>> begin Materials provided
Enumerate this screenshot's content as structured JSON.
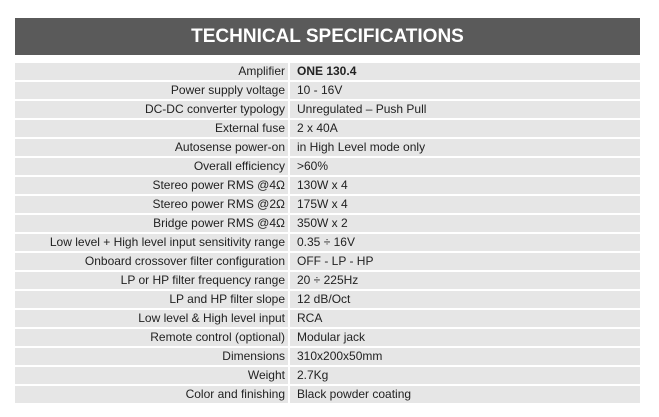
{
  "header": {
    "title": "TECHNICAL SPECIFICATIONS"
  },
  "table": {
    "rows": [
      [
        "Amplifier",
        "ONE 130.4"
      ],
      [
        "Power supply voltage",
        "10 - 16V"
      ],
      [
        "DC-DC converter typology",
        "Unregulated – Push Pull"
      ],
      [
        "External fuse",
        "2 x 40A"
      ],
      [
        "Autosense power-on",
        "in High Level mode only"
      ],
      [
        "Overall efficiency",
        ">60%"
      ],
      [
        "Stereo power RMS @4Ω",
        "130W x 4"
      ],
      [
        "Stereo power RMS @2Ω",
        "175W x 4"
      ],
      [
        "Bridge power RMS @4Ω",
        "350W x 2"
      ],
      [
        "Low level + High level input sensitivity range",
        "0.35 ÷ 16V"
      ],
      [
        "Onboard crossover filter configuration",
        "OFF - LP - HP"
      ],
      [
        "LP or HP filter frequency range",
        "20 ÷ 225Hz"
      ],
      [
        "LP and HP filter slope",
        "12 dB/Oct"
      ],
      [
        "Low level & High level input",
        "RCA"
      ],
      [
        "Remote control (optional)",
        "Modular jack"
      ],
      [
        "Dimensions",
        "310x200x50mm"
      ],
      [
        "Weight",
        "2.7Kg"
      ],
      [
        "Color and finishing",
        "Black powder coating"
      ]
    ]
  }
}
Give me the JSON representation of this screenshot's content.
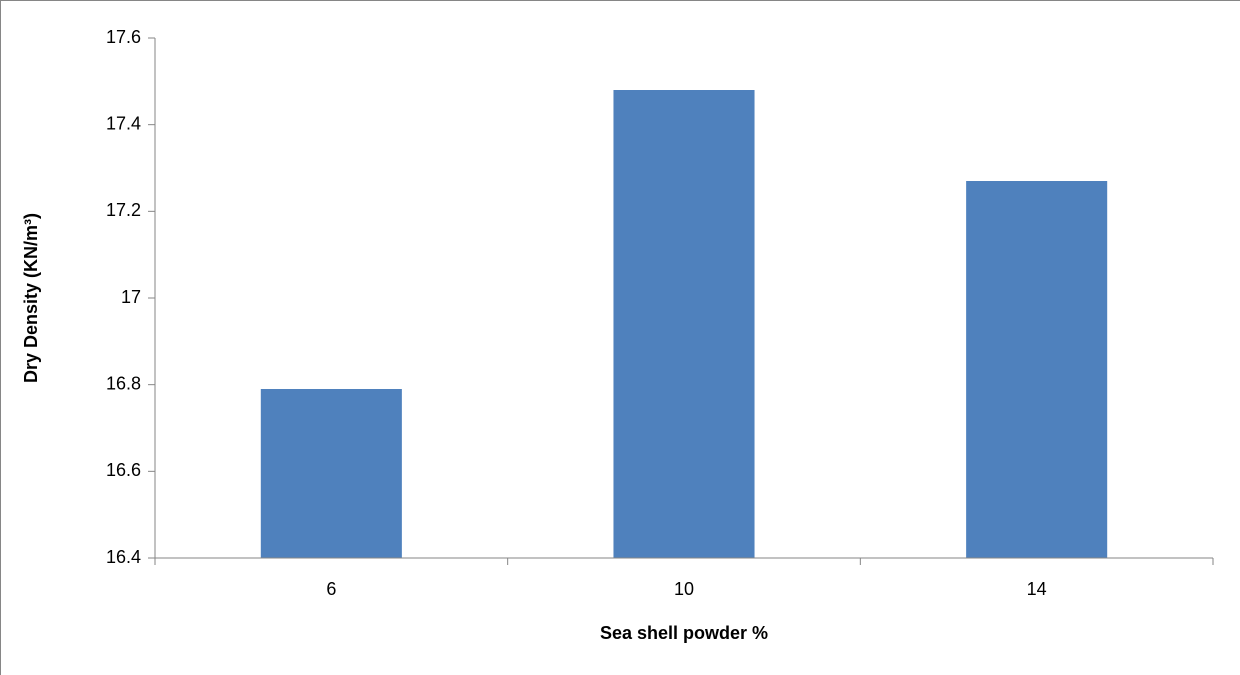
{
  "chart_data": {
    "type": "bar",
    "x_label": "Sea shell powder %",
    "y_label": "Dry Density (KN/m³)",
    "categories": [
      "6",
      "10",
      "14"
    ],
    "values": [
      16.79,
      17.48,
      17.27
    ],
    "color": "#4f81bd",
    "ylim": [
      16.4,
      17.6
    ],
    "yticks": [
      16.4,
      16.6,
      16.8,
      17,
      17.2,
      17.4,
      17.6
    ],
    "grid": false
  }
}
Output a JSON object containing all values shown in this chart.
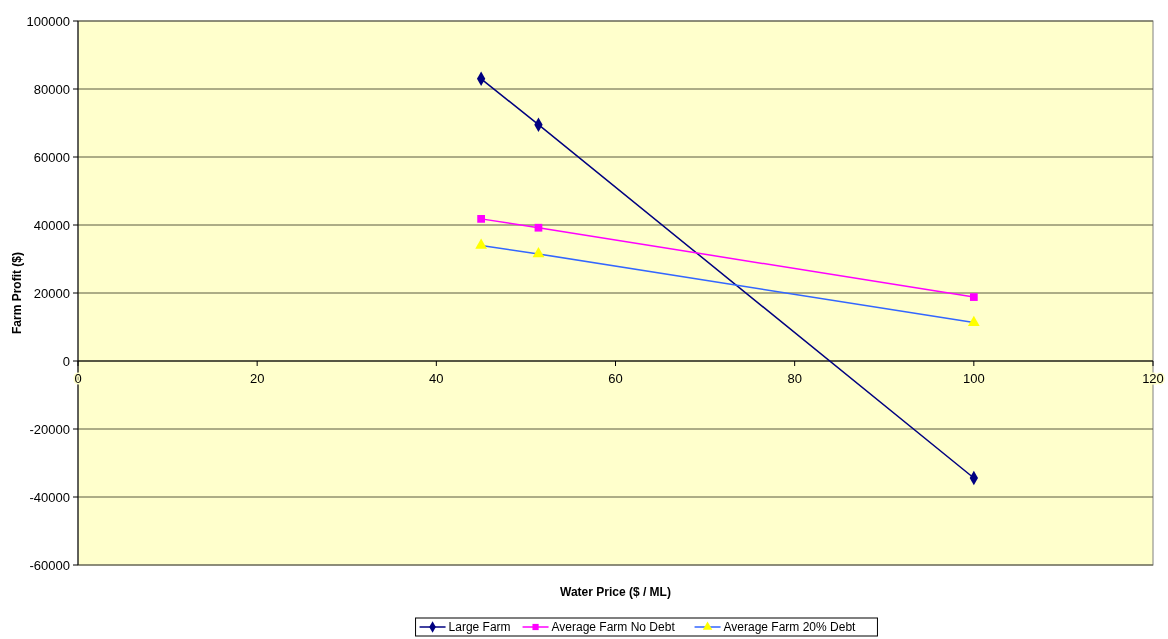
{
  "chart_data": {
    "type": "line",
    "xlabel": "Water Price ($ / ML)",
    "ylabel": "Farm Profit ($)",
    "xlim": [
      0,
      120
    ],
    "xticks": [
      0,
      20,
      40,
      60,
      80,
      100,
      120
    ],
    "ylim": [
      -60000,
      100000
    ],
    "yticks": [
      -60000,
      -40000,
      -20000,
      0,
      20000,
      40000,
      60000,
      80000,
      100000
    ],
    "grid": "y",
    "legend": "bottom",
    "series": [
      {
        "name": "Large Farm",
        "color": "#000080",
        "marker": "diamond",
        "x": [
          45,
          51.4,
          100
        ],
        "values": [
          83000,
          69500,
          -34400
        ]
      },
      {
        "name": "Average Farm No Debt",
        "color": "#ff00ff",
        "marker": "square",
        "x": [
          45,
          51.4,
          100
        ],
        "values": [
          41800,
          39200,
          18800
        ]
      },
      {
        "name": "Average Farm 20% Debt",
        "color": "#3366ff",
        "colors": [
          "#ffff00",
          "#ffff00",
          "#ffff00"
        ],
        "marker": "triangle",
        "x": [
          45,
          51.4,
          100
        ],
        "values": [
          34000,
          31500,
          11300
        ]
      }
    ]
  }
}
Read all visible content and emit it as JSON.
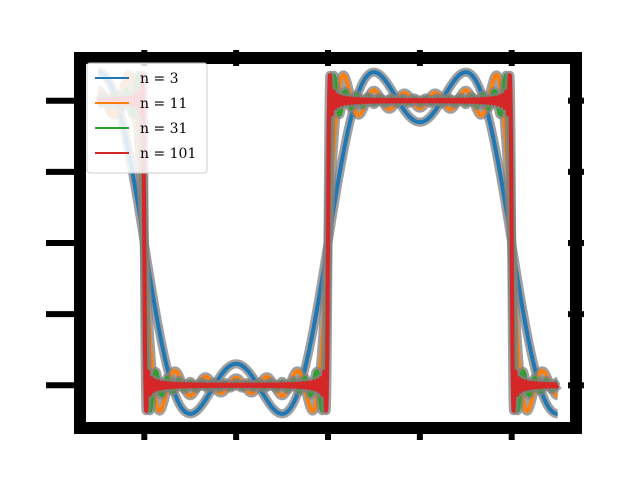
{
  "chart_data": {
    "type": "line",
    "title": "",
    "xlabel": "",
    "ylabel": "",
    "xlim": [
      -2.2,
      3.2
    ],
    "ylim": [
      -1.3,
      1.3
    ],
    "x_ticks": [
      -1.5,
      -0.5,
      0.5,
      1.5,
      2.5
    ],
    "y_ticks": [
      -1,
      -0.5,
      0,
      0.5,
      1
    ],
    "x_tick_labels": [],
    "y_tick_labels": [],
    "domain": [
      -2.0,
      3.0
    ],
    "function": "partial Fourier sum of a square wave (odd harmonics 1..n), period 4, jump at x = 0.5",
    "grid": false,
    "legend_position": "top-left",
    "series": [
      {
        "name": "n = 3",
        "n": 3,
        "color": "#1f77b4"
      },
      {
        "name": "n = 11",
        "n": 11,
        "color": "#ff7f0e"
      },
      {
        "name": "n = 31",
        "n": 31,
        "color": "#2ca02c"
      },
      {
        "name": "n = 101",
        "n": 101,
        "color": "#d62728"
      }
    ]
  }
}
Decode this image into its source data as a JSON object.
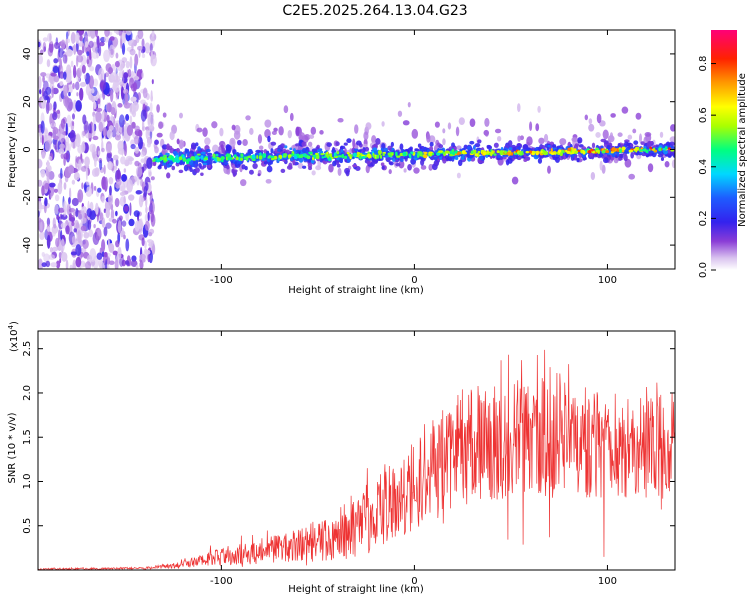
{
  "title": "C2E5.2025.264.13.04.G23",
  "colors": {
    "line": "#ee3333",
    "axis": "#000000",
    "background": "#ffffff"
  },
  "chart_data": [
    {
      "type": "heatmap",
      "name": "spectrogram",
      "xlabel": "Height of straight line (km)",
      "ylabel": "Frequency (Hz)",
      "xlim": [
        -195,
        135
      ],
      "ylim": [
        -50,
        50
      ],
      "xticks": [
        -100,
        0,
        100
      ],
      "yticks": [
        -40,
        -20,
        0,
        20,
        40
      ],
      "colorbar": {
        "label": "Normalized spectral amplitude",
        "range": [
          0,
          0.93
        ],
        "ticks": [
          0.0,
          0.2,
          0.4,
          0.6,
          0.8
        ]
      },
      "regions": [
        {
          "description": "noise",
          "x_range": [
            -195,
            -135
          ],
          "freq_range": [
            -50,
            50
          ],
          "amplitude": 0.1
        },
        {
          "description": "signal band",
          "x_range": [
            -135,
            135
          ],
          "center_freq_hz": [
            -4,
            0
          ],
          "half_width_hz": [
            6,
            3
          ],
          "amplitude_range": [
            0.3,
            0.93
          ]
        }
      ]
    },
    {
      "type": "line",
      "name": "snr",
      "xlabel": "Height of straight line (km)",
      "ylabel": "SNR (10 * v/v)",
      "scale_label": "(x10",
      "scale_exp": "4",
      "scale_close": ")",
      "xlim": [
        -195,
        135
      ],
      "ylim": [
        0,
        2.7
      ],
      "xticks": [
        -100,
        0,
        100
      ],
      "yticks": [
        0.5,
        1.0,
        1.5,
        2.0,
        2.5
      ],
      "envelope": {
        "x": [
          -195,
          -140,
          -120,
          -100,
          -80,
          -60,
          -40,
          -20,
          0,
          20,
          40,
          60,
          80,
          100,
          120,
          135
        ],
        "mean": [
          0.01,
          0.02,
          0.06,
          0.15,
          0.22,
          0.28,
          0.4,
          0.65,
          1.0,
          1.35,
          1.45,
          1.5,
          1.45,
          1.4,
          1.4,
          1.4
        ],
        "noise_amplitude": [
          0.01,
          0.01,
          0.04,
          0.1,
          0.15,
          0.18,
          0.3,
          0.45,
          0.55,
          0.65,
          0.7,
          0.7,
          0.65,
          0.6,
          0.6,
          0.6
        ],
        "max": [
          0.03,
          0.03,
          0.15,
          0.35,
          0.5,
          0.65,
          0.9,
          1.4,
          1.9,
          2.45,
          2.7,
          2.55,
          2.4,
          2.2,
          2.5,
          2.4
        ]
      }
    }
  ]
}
>> end Materials provided
▸ **What is required**
Where a line of the records above holds the word "powder", copy that line.

▸ **Expected answer**
        "Black powder coating"
    "x_label": "Sea shell powder %",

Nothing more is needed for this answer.